▶ **TASK BRIEF**
Copy the records below with every "sample-label" swapped for "treatment-label", leaving everything else as it is.

•••••

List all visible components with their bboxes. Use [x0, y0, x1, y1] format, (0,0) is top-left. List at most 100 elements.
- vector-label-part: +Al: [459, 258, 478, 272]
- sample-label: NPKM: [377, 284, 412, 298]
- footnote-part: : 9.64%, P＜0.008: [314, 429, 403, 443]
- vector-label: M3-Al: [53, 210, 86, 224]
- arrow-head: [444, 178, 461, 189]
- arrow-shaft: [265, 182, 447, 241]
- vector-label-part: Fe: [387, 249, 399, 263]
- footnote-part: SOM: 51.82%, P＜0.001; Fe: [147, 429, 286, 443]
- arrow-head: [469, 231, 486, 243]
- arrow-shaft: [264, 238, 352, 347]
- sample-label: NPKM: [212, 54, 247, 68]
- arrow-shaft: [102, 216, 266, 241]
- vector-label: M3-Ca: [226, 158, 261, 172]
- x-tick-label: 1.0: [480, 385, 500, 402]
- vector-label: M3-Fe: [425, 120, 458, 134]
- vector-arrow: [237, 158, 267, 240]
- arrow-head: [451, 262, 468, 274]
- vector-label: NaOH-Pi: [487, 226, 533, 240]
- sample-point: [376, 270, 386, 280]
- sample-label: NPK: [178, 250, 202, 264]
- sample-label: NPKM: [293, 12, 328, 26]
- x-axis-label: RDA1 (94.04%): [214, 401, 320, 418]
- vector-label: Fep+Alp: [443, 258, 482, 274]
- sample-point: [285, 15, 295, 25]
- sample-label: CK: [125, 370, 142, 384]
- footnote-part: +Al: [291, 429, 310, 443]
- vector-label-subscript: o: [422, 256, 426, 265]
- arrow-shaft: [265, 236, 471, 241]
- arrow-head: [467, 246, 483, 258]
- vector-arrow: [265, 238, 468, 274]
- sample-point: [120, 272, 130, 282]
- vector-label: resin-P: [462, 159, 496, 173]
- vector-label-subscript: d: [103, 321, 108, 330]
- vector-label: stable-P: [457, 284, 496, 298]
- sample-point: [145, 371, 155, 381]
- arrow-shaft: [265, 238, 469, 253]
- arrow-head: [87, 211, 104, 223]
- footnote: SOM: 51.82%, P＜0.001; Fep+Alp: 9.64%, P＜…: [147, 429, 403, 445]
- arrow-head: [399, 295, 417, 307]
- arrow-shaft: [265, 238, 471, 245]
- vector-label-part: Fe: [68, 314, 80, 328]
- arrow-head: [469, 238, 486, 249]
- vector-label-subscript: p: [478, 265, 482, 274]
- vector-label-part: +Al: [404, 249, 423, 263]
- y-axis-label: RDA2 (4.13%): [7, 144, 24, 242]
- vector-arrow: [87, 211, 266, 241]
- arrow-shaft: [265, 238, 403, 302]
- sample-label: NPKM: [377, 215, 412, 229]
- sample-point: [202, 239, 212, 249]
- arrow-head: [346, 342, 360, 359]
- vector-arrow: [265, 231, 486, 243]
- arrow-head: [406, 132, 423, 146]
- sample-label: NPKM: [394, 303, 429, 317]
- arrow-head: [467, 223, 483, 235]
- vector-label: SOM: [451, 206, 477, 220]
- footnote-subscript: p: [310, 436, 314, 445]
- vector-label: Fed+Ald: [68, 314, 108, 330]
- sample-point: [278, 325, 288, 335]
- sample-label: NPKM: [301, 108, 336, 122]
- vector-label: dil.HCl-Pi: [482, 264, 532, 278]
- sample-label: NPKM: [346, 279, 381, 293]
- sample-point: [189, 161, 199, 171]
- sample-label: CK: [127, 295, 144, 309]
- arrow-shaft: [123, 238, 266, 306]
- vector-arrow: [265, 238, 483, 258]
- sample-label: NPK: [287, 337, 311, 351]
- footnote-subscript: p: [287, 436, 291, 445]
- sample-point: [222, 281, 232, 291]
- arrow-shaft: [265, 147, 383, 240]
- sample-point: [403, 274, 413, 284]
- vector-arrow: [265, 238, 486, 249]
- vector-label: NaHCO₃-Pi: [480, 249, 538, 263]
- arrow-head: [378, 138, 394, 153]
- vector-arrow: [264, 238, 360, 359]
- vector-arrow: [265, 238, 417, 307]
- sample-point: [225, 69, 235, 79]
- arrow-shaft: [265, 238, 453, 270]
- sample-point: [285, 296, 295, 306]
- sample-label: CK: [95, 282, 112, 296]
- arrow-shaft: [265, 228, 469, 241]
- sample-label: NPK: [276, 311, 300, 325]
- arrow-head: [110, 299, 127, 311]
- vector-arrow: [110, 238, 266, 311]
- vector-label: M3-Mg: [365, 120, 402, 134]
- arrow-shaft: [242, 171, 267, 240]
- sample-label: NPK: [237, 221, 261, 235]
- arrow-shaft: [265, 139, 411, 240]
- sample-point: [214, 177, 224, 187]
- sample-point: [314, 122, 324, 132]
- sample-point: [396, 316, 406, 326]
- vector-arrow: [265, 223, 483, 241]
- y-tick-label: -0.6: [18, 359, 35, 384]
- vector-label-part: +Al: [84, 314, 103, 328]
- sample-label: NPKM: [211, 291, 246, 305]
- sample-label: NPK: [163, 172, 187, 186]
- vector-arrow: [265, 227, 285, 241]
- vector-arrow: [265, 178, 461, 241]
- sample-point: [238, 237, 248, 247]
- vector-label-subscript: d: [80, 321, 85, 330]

•••••

▶ **RESPONSE BELOW**
List all visible components with their bboxes. Use [x0, y0, x1, y1] format, (0,0) is top-left. List at most 100 elements.
- vector-label-part: +Al: [459, 258, 478, 272]
- treatment-label: NPKM: [377, 284, 412, 298]
- footnote-part: : 9.64%, P＜0.008: [314, 429, 403, 443]
- vector-label: M3-Al: [53, 210, 86, 224]
- arrow-head: [444, 178, 461, 189]
- arrow-shaft: [265, 182, 447, 241]
- vector-label-part: Fe: [387, 249, 399, 263]
- footnote-part: SOM: 51.82%, P＜0.001; Fe: [147, 429, 286, 443]
- arrow-head: [469, 231, 486, 243]
- arrow-shaft: [264, 238, 352, 347]
- treatment-label: NPKM: [212, 54, 247, 68]
- arrow-shaft: [102, 216, 266, 241]
- vector-label: M3-Ca: [226, 158, 261, 172]
- x-tick-label: 1.0: [480, 385, 500, 402]
- vector-label: M3-Fe: [425, 120, 458, 134]
- vector-arrow: [237, 158, 267, 240]
- arrow-head: [451, 262, 468, 274]
- vector-label: NaOH-Pi: [487, 226, 533, 240]
- sample-point: [376, 270, 386, 280]
- treatment-label: NPK: [178, 250, 202, 264]
- treatment-label: NPKM: [293, 12, 328, 26]
- x-axis-label: RDA1 (94.04%): [214, 401, 320, 418]
- vector-label: Fep+Alp: [443, 258, 482, 274]
- sample-point: [285, 15, 295, 25]
- treatment-label: CK: [125, 370, 142, 384]
- footnote-part: +Al: [291, 429, 310, 443]
- vector-label-subscript: o: [422, 256, 426, 265]
- arrow-shaft: [265, 236, 471, 241]
- arrow-head: [467, 246, 483, 258]
- vector-arrow: [265, 238, 468, 274]
- sample-point: [120, 272, 130, 282]
- vector-label: resin-P: [462, 159, 496, 173]
- vector-label-subscript: d: [103, 321, 108, 330]
- vector-label: stable-P: [457, 284, 496, 298]
- sample-point: [145, 371, 155, 381]
- arrow-shaft: [265, 238, 469, 253]
- arrow-head: [87, 211, 104, 223]
- footnote: SOM: 51.82%, P＜0.001; Fep+Alp: 9.64%, P＜…: [147, 429, 403, 445]
- arrow-head: [399, 295, 417, 307]
- arrow-shaft: [265, 238, 471, 245]
- vector-label-part: Fe: [68, 314, 80, 328]
- arrow-head: [469, 238, 486, 249]
- vector-label-subscript: p: [478, 265, 482, 274]
- vector-label-part: +Al: [404, 249, 423, 263]
- y-axis-label: RDA2 (4.13%): [7, 144, 24, 242]
- vector-arrow: [87, 211, 266, 241]
- arrow-shaft: [265, 238, 403, 302]
- treatment-label: NPKM: [377, 215, 412, 229]
- sample-point: [202, 239, 212, 249]
- arrow-head: [346, 342, 360, 359]
- vector-arrow: [265, 231, 486, 243]
- arrow-head: [406, 132, 423, 146]
- treatment-label: NPKM: [394, 303, 429, 317]
- arrow-head: [467, 223, 483, 235]
- vector-label: SOM: [451, 206, 477, 220]
- footnote-subscript: p: [310, 436, 314, 445]
- vector-label: Fed+Ald: [68, 314, 108, 330]
- sample-point: [278, 325, 288, 335]
- treatment-label: NPKM: [301, 108, 336, 122]
- vector-label: dil.HCl-Pi: [482, 264, 532, 278]
- treatment-label: NPKM: [346, 279, 381, 293]
- sample-point: [189, 161, 199, 171]
- treatment-label: CK: [127, 295, 144, 309]
- arrow-shaft: [123, 238, 266, 306]
- vector-arrow: [265, 238, 483, 258]
- treatment-label: NPK: [287, 337, 311, 351]
- footnote-subscript: p: [287, 436, 291, 445]
- sample-point: [222, 281, 232, 291]
- arrow-shaft: [265, 147, 383, 240]
- sample-point: [403, 274, 413, 284]
- vector-arrow: [265, 238, 486, 249]
- vector-label: NaHCO₃-Pi: [480, 249, 538, 263]
- arrow-head: [378, 138, 394, 153]
- vector-arrow: [264, 238, 360, 359]
- vector-arrow: [265, 238, 417, 307]
- sample-point: [225, 69, 235, 79]
- arrow-shaft: [265, 238, 453, 270]
- sample-point: [285, 296, 295, 306]
- treatment-label: CK: [95, 282, 112, 296]
- arrow-shaft: [265, 228, 469, 241]
- treatment-label: NPK: [276, 311, 300, 325]
- arrow-head: [110, 299, 127, 311]
- vector-arrow: [110, 238, 266, 311]
- vector-label: M3-Mg: [365, 120, 402, 134]
- arrow-shaft: [242, 171, 267, 240]
- treatment-label: NPK: [237, 221, 261, 235]
- arrow-shaft: [265, 139, 411, 240]
- sample-point: [214, 177, 224, 187]
- sample-point: [314, 122, 324, 132]
- sample-point: [396, 316, 406, 326]
- vector-arrow: [265, 223, 483, 241]
- y-tick-label: -0.6: [18, 359, 35, 384]
- vector-label-part: +Al: [84, 314, 103, 328]
- treatment-label: NPKM: [211, 291, 246, 305]
- treatment-label: NPK: [163, 172, 187, 186]
- vector-arrow: [265, 227, 285, 241]
- vector-arrow: [265, 178, 461, 241]
- sample-point: [238, 237, 248, 247]
- vector-label-subscript: d: [80, 321, 85, 330]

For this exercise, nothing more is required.